» Exercise input:
------------

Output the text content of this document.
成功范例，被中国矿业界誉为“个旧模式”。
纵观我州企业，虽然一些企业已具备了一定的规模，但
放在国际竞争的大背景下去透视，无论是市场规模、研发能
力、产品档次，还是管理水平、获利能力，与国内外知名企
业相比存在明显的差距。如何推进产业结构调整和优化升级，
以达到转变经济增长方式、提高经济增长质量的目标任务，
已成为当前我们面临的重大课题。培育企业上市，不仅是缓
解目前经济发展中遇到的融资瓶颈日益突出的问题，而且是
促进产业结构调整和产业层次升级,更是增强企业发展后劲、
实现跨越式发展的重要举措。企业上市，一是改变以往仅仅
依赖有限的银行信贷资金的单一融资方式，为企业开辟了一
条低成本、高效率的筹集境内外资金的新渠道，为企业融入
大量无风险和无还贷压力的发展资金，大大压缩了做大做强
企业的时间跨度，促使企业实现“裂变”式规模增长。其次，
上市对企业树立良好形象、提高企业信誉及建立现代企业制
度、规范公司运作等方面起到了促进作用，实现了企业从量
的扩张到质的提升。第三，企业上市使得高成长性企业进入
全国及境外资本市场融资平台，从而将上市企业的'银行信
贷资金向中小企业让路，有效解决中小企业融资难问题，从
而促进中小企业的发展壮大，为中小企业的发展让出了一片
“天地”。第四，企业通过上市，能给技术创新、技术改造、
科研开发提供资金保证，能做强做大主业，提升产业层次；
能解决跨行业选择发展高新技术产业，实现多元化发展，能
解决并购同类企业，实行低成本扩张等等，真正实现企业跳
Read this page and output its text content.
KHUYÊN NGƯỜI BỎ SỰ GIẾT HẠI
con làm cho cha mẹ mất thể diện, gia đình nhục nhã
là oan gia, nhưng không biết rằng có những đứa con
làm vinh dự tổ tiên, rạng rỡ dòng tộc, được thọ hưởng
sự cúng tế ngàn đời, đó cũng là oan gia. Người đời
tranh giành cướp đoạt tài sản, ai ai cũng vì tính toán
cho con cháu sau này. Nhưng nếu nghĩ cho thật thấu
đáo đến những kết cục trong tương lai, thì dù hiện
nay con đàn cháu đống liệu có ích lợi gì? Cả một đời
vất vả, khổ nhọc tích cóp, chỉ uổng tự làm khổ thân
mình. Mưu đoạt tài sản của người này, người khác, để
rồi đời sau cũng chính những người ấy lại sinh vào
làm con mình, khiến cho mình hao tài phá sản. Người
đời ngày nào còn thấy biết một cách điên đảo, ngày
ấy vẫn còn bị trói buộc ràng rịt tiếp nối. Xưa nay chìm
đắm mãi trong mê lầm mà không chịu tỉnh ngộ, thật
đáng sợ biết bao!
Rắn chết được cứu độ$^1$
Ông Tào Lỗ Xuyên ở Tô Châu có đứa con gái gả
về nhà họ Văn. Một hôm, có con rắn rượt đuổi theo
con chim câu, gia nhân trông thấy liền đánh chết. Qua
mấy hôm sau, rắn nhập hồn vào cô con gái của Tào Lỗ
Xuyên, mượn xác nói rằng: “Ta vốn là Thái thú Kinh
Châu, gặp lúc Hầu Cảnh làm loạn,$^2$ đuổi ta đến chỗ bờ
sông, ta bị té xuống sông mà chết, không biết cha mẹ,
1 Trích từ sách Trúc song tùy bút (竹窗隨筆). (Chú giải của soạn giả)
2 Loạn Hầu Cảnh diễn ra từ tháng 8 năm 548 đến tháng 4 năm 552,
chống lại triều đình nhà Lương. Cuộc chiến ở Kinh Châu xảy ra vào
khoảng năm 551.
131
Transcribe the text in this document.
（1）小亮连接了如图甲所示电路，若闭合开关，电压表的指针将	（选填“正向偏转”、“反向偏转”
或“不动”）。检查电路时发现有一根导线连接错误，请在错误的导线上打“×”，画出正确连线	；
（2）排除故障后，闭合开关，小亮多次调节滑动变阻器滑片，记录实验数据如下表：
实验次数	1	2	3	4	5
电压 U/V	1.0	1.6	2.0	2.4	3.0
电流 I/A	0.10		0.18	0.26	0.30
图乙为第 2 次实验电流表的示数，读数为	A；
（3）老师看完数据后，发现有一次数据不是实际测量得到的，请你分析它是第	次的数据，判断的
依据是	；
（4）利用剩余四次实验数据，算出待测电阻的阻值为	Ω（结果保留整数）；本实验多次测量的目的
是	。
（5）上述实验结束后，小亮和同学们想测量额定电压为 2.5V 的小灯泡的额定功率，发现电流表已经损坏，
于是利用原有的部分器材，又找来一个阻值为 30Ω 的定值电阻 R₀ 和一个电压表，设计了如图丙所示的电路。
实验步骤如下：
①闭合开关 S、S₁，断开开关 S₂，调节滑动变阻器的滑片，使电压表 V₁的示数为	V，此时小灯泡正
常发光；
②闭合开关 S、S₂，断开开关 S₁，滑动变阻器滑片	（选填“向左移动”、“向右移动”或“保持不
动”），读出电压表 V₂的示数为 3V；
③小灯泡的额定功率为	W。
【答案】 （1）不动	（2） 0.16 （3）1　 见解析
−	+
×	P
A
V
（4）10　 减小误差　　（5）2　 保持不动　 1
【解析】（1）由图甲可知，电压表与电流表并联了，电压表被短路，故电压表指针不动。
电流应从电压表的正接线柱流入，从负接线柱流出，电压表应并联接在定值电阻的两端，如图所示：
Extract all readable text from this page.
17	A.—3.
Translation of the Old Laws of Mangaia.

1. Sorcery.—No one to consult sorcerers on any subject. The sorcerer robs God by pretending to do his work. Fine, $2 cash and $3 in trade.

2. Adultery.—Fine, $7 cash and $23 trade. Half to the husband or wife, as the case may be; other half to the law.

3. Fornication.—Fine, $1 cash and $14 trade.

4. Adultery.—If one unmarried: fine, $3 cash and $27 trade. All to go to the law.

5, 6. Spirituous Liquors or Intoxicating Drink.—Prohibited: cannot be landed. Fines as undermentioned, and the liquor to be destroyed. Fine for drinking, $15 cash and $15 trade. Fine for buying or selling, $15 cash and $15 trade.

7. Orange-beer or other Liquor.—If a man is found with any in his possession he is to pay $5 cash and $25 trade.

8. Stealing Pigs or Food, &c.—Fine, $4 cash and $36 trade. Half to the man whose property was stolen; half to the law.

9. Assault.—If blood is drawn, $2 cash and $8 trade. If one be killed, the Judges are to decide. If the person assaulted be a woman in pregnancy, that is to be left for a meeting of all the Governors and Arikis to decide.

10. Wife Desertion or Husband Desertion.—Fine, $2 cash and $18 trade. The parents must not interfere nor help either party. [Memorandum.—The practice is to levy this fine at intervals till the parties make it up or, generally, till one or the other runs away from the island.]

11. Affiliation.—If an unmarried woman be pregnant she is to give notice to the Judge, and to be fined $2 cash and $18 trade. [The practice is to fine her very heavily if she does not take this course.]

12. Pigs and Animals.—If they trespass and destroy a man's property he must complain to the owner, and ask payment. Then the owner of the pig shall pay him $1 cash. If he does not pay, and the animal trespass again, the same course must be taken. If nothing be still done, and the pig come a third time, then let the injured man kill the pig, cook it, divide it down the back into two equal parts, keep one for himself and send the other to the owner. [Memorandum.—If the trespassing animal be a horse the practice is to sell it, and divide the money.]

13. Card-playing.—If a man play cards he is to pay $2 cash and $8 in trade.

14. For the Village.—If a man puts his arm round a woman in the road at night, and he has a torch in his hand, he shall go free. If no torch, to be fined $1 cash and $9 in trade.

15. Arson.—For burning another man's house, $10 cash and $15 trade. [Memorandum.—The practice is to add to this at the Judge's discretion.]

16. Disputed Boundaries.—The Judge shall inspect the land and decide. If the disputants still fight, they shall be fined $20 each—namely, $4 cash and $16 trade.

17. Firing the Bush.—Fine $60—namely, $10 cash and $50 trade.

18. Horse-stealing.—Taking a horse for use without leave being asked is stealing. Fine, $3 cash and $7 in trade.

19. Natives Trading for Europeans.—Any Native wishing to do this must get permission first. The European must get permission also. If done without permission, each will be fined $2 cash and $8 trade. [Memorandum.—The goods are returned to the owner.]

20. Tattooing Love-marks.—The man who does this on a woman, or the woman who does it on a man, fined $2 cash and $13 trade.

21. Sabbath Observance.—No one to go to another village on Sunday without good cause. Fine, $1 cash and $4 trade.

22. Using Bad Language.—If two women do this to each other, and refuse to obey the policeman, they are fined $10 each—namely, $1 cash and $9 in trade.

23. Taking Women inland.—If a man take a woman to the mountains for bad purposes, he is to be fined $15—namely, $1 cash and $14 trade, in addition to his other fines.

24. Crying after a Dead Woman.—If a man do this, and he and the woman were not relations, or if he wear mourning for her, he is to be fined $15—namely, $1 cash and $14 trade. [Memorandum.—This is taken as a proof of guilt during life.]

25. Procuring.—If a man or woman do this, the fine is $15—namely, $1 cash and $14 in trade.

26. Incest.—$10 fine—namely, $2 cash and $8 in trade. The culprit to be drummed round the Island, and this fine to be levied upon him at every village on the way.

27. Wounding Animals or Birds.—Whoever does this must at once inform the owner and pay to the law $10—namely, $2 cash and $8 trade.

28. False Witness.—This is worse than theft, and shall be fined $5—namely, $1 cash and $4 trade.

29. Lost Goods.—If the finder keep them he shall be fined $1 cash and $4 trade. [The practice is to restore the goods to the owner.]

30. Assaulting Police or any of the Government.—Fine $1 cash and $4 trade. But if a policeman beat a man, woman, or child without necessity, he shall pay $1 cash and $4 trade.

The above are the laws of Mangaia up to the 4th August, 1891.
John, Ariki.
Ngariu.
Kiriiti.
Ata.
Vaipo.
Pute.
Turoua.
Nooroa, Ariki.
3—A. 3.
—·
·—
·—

------------

» Prompt: Copy each line above where the string "must" occurs.

» Right answer:
10. Wife Desertion or Husband Desertion.—Fine, $2 cash and $18 trade. The parents must not interfere nor help either party. [Memorandum.—The practice is to levy this fine at intervals till the parties make it up or, generally, till one or the other runs away from the island.]
12. Pigs and Animals.—If they trespass and destroy a man's property he must complain to the owner, and ask payment. Then the owner of the pig shall pay him $1 cash. If he does not pay, and the animal trespass again, the same course must be taken. If nothing be still done, and the pig come a third time, then let the injured man kill the pig, cook it, divide it down the back into two equal parts, keep one for himself and send the other to the owner. [Memorandum.—If the trespassing animal be a horse the practice is to sell it, and divide the money.]
19. Natives Trading for Europeans.—Any Native wishing to do this must get permission first. The European must get permission also. If done without permission, each will be fined $2 cash and $8 trade. [Memorandum.—The goods are returned to the owner.]
27. Wounding Animals or Birds.—Whoever does this must at once inform the owner and pay to the law $10—namely, $2 cash and $8 trade.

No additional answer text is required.